▶ **Exercise material**:

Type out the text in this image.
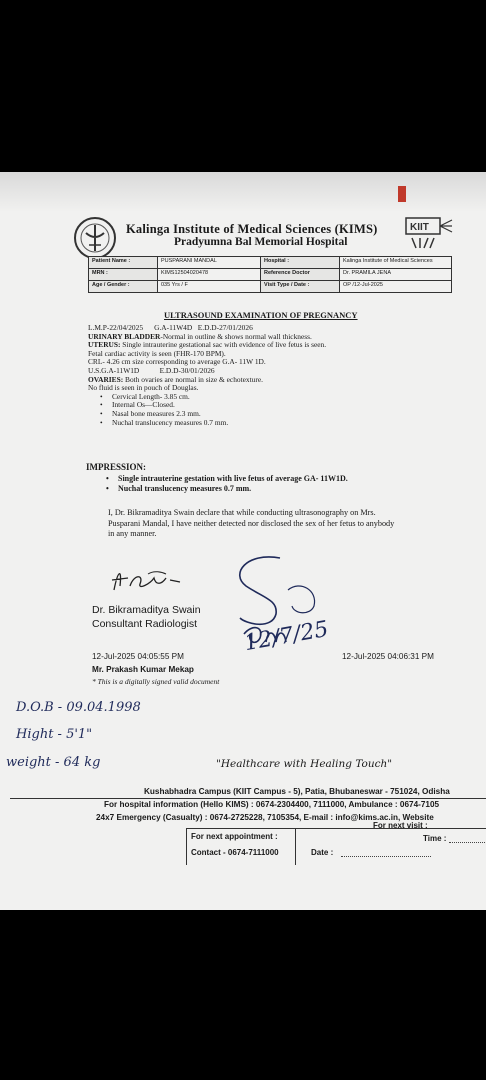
Kalinga Institute of Medical Sciences (KIMS)
Pradyumna Bal Memorial Hospital
KIIT
Patient Name :	PUSPARANI MANDAL	Hospital :	Kalinga Institute of Medical Sciences
MRN :	KIMS12504020478	Reference Doctor	Dr. PRAMILA JENA
Age / Gender :	035 Yrs / F	Visit Type / Date :	OP /12-Jul-2025
ULTRASOUND EXAMINATION OF PREGNANCY
L.M.P-22/04/2025      G.A-11W4D   E.D.D-27/01/2026
URINARY BLADDER-Normal in outline & shows normal wall thickness.
UTERUS: Single intrauterine gestational sac with evidence of live fetus is seen.
Fetal cardiac activity is seen (FHR-170 BPM).
CRL- 4.26 cm size corresponding to average G.A- 11W 1D.
U.S.G.A-11W1D           E.D.D-30/01/2026
OVARIES: Both ovaries are normal in size & echotexture.
No fluid is seen in pouch of Douglas.
• Cervical Length- 3.85 cm.
• Internal Os—Closed.
• Nasal bone measures 2.3 mm.
• Nuchal translucency measures 0.7 mm.
IMPRESSION:
• Single intrauterine gestation with live fetus of average GA- 11W1D.
• Nuchal translucency measures 0.7 mm.
I, Dr. Bikramaditya Swain declare that while conducting ultrasonography on Mrs.
Pusparani Mandal, I have neither detected nor disclosed the sex of her fetus to anybody
in any manner.
12/7/25
Dr. Bikramaditya Swain
Consultant Radiologist
12-Jul-2025 04:05:55 PM
Mr. Prakash Kumar Mekap
* This is a digitally signed valid document
12-Jul-2025 04:06:31 PM
D.O.B - 09.04.1998
Hight - 5'1"
weight - 64 kg	"Healthcare with Healing Touch"
Kushabhadra Campus (KIIT Campus - 5), Patia, Bhubaneswar - 751024, Odisha
For hospital information (Hello KIMS) : 0674-2304400, 7111000, Ambulance : 0674-7105
24x7 Emergency (Casualty) : 0674-2725228, 7105354, E-mail : info@kims.ac.in, Website
For next appointment :
Contact - 0674-7111000	Date :
For next visit :
Time :
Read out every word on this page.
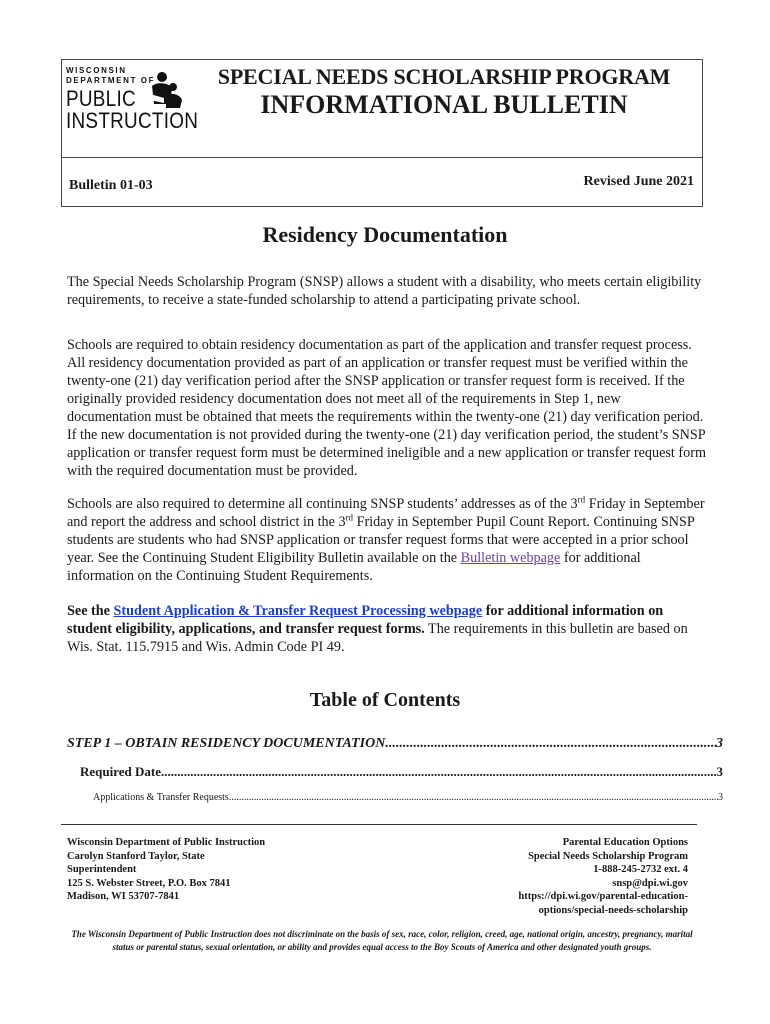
WISCONSIN
DEPARTMENT OF
PUBLIC
INSTRUCTION
SPECIAL NEEDS SCHOLARSHIP PROGRAM
INFORMATIONAL BULLETIN
Bulletin 01-03	Revised June 2021
Residency Documentation

The Special Needs Scholarship Program (SNSP) allows a student with a disability, who meets certain eligibility requirements, to receive a state-funded scholarship to attend a participating private school.

Schools are required to obtain residency documentation as part of the application and transfer request process. All residency documentation provided as part of an application or transfer request must be verified within the twenty-one (21) day verification period after the SNSP application or transfer request form is received. If the originally provided residency documentation does not meet all of the requirements in Step 1, new documentation must be obtained that meets the requirements within the twenty-one (21) day verification period. If the new documentation is not provided during the twenty-one (21) day verification period, the student’s SNSP application or transfer request form must be determined ineligible and a new application or transfer request form with the required documentation must be provided.

Schools are also required to determine all continuing SNSP students’ addresses as of the 3rd Friday in September and report the address and school district in the 3rd Friday in September Pupil Count Report. Continuing SNSP students are students who had SNSP application or transfer request forms that were accepted in a prior school year. See the Continuing Student Eligibility Bulletin available on the Bulletin webpage for additional information on the Continuing Student Requirements.

See the Student Application & Transfer Request Processing webpage for additional information on student eligibility, applications, and transfer request forms. The requirements in this bulletin are based on Wis. Stat. 115.7915 and Wis. Admin Code PI 49.

Table of Contents
STEP 1 – OBTAIN RESIDENCY DOCUMENTATION .....	3
Required Date .....	3
Applications & Transfer Requests .....	3
Wisconsin Department of Public Instruction
Carolyn Stanford Taylor, State
Superintendent
125 S. Webster Street, P.O. Box 7841
Madison, WI 53707-7841
Parental Education Options
Special Needs Scholarship Program
1-888-245-2732 ext. 4
snsp@dpi.wi.gov
https://dpi.wi.gov/parental-education-
options/special-needs-scholarship
The Wisconsin Department of Public Instruction does not discriminate on the basis of sex, race, color, religion, creed, age, national origin, ancestry, pregnancy, marital status or parental status, sexual orientation, or ability and provides equal access to the Boy Scouts of America and other designated youth groups.
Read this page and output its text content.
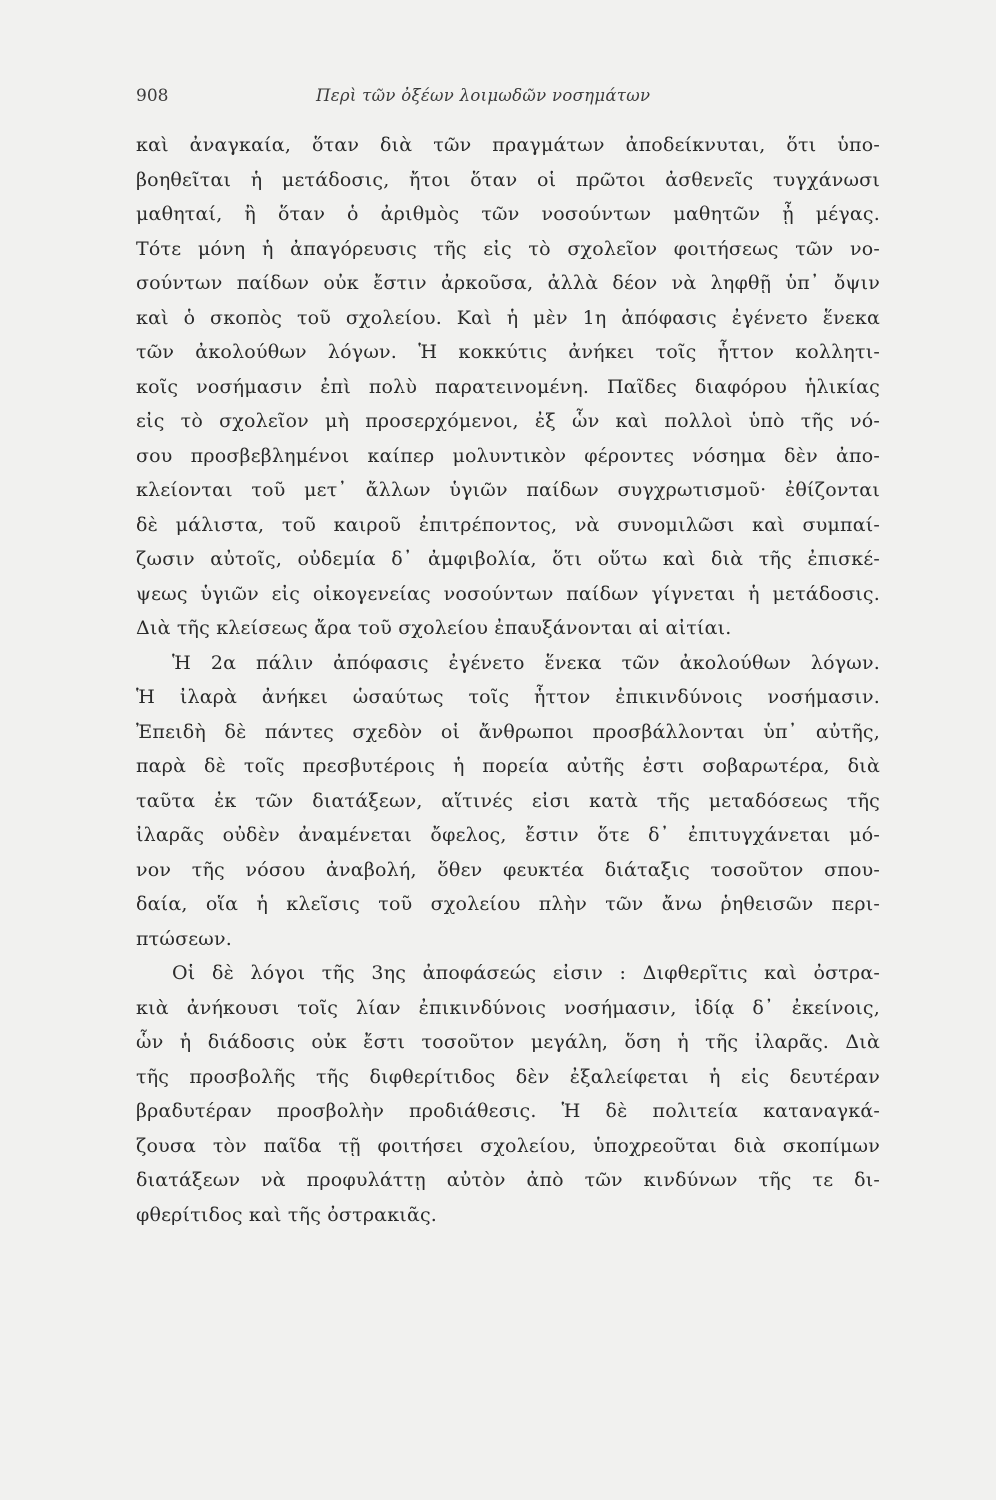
908	Περὶ τῶν ὀξέων λοιμωδῶν νοσημάτων
καὶ ἀναγκαία, ὅταν διὰ τῶν πραγμάτων ἀποδείκνυται, ὅτι ὑπο-
βοηθεῖται ἡ μετάδοσις, ἤτοι ὅταν οἱ πρῶτοι ἀσθενεῖς τυγχάνωσι
μαθηταί, ἢ ὅταν ὁ ἀριθμὸς τῶν νοσούντων μαθητῶν ᾖ μέγας.
Τότε μόνη ἡ ἀπαγόρευσις τῆς εἰς τὸ σχολεῖον φοιτήσεως τῶν νο-
σούντων παίδων οὐκ ἔστιν ἀρκοῦσα, ἀλλὰ δέον νὰ ληφθῇ ὑπ᾽ ὄψιν
καὶ ὁ σκοπὸς τοῦ σχολείου. Καὶ ἡ μὲν 1η ἀπόφασις ἐγένετο ἕνεκα
τῶν ἀκολούθων λόγων. Ἡ κοκκύτις ἀνήκει τοῖς ἧττον κολλητι-
κοῖς νοσήμασιν ἐπὶ πολὺ παρατεινομένη. Παῖδες διαφόρου ἡλικίας
εἰς τὸ σχολεῖον μὴ προσερχόμενοι, ἐξ ὧν καὶ πολλοὶ ὑπὸ τῆς νό-
σου προσβεβλημένοι καίπερ μολυντικὸν φέροντες νόσημα δὲν ἀπο-
κλείονται τοῦ μετ᾽ ἄλλων ὑγιῶν παίδων συγχρωτισμοῦ· ἐθίζονται
δὲ μάλιστα, τοῦ καιροῦ ἐπιτρέποντος, νὰ συνομιλῶσι καὶ συμπαί-
ζωσιν αὐτοῖς, οὐδεμία δ᾽ ἀμφιβολία, ὅτι οὕτω καὶ διὰ τῆς ἐπισκέ-
ψεως ὑγιῶν εἰς οἰκογενείας νοσούντων παίδων γίγνεται ἡ μετάδοσις.
Διὰ τῆς κλείσεως ἄρα τοῦ σχολείου ἐπαυξάνονται αἱ αἰτίαι.
Ἡ 2α πάλιν ἀπόφασις ἐγένετο ἕνεκα τῶν ἀκολούθων λόγων.
Ἡ ἰλαρὰ ἀνήκει ὡσαύτως τοῖς ἧττον ἐπικινδύνοις νοσήμασιν.
Ἐπειδὴ δὲ πάντες σχεδὸν οἱ ἄνθρωποι προσβάλλονται ὑπ᾽ αὐτῆς,
παρὰ δὲ τοῖς πρεσβυτέροις ἡ πορεία αὐτῆς ἐστι σοβαρωτέρα, διὰ
ταῦτα ἐκ τῶν διατάξεων, αἵτινές εἰσι κατὰ τῆς μεταδόσεως τῆς
ἰλαρᾶς οὐδὲν ἀναμένεται ὄφελος, ἔστιν ὅτε δ᾽ ἐπιτυγχάνεται μό-
νον τῆς νόσου ἀναβολή, ὅθεν φευκτέα διάταξις τοσοῦτον σπου-
δαία, οἵα ἡ κλεῖσις τοῦ σχολείου πλὴν τῶν ἄνω ῥηθεισῶν περι-
πτώσεων.
Οἱ δὲ λόγοι τῆς 3ης ἀποφάσεώς εἰσιν : Διφθερῖτις καὶ ὀστρα-
κιὰ ἀνήκουσι τοῖς λίαν ἐπικινδύνοις νοσήμασιν, ἰδίᾳ δ᾽ ἐκείνοις,
ὧν ἡ διάδοσις οὐκ ἔστι τοσοῦτον μεγάλη, ὅση ἡ τῆς ἰλαρᾶς. Διὰ
τῆς προσβολῆς τῆς διφθερίτιδος δὲν ἐξαλείφεται ἡ εἰς δευτέραν
βραδυτέραν προσβολὴν προδιάθεσις. Ἡ δὲ πολιτεία καταναγκά-
ζουσα τὸν παῖδα τῇ φοιτήσει σχολείου, ὑποχρεοῦται διὰ σκοπίμων
διατάξεων νὰ προφυλάττῃ αὐτὸν ἀπὸ τῶν κινδύνων τῆς τε δι-
φθερίτιδος καὶ τῆς ὀστρακιᾶς.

▶ **Do this**:
Gather up every line in the data above that contains the word "ἀπόφασις", copying each one.

▶ **Complete answer**:
καὶ ὁ σκοπὸς τοῦ σχολείου. Καὶ ἡ μὲν 1η ἀπόφασις ἐγένετο ἕνεκα
Ἡ 2α πάλιν ἀπόφασις ἐγένετο ἕνεκα τῶν ἀκολούθων λόγων.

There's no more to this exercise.